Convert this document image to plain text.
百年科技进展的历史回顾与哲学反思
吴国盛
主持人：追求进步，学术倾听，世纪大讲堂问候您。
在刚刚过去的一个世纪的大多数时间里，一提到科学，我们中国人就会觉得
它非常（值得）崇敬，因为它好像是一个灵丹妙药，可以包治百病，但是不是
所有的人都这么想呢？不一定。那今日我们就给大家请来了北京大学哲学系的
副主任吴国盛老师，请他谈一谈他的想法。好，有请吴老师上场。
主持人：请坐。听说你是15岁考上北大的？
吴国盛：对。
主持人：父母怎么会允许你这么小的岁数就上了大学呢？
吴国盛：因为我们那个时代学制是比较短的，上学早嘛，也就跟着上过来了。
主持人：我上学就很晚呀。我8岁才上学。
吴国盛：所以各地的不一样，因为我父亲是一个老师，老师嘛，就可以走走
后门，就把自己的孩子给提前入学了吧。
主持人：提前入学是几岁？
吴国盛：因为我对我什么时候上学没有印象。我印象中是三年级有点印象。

_What is required_
Without leaving anything out, quote all the data.

_Answer to this task_
Convert this document image to plain text.
百年科技进展的历史回顾与哲学反思
吴国盛
主持人：追求进步，学术倾听，世纪大讲堂问候您。
在刚刚过去的一个世纪的大多数时间里，一提到科学，我们中国人就会觉得
它非常（值得）崇敬，因为它好像是一个灵丹妙药，可以包治百病，但是不是
所有的人都这么想呢？不一定。那今日我们就给大家请来了北京大学哲学系的
副主任吴国盛老师，请他谈一谈他的想法。好，有请吴老师上场。
主持人：请坐。听说你是15岁考上北大的？
吴国盛：对。
主持人：父母怎么会允许你这么小的岁数就上了大学呢？
吴国盛：因为我们那个时代学制是比较短的，上学早嘛，也就跟着上过来了。
主持人：我上学就很晚呀。我8岁才上学。
吴国盛：所以各地的不一样，因为我父亲是一个老师，老师嘛，就可以走走
后门，就把自己的孩子给提前入学了吧。
主持人：提前入学是几岁？
吴国盛：因为我对我什么时候上学没有印象。我印象中是三年级有点印象。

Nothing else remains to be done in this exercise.